Examine the records and identify each line that includes the string "correctement". Copy those lines.

──────

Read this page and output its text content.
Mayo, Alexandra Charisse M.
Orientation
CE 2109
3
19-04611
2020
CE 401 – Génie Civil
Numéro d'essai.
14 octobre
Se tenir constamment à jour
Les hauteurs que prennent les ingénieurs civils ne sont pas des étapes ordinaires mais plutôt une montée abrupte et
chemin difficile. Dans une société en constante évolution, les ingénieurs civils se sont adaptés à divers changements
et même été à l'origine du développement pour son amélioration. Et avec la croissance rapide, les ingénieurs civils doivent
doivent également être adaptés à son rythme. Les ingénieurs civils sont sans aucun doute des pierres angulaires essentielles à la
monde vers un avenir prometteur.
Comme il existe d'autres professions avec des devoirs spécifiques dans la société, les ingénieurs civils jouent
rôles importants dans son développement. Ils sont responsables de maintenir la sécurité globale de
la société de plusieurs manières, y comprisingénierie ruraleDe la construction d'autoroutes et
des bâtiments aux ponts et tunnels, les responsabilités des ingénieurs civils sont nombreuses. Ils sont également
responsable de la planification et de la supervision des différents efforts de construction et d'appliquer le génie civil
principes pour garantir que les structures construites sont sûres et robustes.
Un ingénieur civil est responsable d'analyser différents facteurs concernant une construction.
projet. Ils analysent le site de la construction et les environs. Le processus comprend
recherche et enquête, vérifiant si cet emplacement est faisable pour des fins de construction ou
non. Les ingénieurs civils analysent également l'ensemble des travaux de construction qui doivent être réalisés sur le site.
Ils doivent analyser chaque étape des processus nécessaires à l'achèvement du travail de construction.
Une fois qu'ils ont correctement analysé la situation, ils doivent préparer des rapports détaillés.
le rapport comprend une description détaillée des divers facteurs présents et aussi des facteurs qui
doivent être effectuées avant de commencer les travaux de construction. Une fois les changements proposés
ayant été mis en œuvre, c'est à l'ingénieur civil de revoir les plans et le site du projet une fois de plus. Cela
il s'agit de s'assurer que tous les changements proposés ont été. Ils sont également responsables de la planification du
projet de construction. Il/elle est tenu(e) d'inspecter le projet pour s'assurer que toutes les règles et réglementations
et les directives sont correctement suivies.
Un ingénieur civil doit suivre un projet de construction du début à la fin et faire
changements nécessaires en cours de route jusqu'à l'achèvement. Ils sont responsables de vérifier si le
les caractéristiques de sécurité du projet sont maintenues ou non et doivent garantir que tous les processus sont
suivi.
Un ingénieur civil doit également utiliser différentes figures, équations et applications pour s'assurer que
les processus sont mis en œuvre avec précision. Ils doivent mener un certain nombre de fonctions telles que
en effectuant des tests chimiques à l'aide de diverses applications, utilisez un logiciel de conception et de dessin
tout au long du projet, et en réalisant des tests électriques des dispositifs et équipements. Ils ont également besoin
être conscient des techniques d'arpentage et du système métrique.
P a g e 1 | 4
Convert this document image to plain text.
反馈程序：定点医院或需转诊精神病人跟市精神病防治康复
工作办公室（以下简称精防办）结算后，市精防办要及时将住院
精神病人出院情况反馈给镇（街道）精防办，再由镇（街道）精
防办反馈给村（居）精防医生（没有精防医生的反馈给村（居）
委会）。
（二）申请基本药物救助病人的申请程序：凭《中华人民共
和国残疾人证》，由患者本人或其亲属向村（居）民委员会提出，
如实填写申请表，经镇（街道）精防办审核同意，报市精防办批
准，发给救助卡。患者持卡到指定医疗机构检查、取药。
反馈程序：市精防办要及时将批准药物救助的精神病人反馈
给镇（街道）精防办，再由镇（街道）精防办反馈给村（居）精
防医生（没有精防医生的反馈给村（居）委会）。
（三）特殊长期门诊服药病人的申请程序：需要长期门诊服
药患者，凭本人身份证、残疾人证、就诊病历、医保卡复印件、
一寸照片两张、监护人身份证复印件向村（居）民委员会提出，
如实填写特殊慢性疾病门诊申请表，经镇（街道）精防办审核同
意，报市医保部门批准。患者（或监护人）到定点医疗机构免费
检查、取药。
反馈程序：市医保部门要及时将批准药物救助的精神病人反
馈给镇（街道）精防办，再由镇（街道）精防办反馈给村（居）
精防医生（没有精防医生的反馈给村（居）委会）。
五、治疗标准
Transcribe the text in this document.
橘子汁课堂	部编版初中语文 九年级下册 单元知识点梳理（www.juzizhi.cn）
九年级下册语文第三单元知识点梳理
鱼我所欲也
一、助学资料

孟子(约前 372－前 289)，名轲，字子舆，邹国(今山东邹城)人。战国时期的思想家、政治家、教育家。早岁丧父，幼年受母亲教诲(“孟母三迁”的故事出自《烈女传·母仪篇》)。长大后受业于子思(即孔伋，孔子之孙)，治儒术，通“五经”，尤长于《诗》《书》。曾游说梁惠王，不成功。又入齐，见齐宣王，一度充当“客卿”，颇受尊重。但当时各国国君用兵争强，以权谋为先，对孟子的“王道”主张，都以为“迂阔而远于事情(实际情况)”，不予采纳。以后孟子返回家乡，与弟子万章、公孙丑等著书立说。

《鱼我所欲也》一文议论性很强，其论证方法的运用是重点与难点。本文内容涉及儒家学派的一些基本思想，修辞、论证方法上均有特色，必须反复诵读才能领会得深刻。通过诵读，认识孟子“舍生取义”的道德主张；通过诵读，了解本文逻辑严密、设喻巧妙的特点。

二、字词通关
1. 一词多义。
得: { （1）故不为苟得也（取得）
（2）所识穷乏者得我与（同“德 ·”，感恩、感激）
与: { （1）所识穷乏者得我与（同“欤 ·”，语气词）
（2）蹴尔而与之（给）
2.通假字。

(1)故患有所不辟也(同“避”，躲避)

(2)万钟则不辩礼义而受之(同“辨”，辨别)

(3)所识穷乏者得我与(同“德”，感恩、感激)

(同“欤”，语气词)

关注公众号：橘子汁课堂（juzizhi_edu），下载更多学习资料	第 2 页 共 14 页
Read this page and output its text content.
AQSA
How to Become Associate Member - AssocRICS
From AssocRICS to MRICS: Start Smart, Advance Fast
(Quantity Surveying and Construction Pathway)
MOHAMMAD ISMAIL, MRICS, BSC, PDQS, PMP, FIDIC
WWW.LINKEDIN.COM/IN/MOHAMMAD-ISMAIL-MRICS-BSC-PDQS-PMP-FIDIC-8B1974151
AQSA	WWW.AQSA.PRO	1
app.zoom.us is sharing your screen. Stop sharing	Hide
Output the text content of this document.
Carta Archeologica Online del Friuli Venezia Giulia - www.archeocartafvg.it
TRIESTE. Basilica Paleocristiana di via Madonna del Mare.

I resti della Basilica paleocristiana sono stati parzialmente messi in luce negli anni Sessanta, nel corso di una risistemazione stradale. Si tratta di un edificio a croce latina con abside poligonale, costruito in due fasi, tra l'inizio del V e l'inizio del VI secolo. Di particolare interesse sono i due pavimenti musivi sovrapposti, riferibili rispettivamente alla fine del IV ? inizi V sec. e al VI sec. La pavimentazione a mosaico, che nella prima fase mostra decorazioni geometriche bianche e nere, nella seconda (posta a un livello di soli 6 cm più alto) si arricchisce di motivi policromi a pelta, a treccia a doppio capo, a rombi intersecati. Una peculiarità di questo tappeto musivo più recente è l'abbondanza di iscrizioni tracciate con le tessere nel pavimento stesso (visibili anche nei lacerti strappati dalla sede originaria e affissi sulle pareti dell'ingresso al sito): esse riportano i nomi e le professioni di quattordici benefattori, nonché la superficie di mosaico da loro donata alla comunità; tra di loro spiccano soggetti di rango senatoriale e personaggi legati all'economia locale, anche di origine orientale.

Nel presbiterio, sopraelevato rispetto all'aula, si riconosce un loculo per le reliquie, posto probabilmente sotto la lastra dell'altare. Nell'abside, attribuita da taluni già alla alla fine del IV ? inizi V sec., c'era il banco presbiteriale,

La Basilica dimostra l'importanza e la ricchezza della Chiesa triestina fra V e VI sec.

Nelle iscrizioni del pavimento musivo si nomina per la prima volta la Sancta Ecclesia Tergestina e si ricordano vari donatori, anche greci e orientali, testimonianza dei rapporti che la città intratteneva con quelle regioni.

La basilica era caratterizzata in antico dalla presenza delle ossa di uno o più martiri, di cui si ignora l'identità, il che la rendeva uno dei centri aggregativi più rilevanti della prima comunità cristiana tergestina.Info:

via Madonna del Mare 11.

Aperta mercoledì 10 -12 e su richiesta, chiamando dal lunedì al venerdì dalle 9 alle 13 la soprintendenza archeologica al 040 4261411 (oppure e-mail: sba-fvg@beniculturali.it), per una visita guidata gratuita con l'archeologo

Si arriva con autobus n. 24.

──────

#### [THE RESPONSE]
Une fois qu'ils ont correctement analysé la situation, ils doivent préparer des rapports détaillés.
et les directives sont correctement suivies.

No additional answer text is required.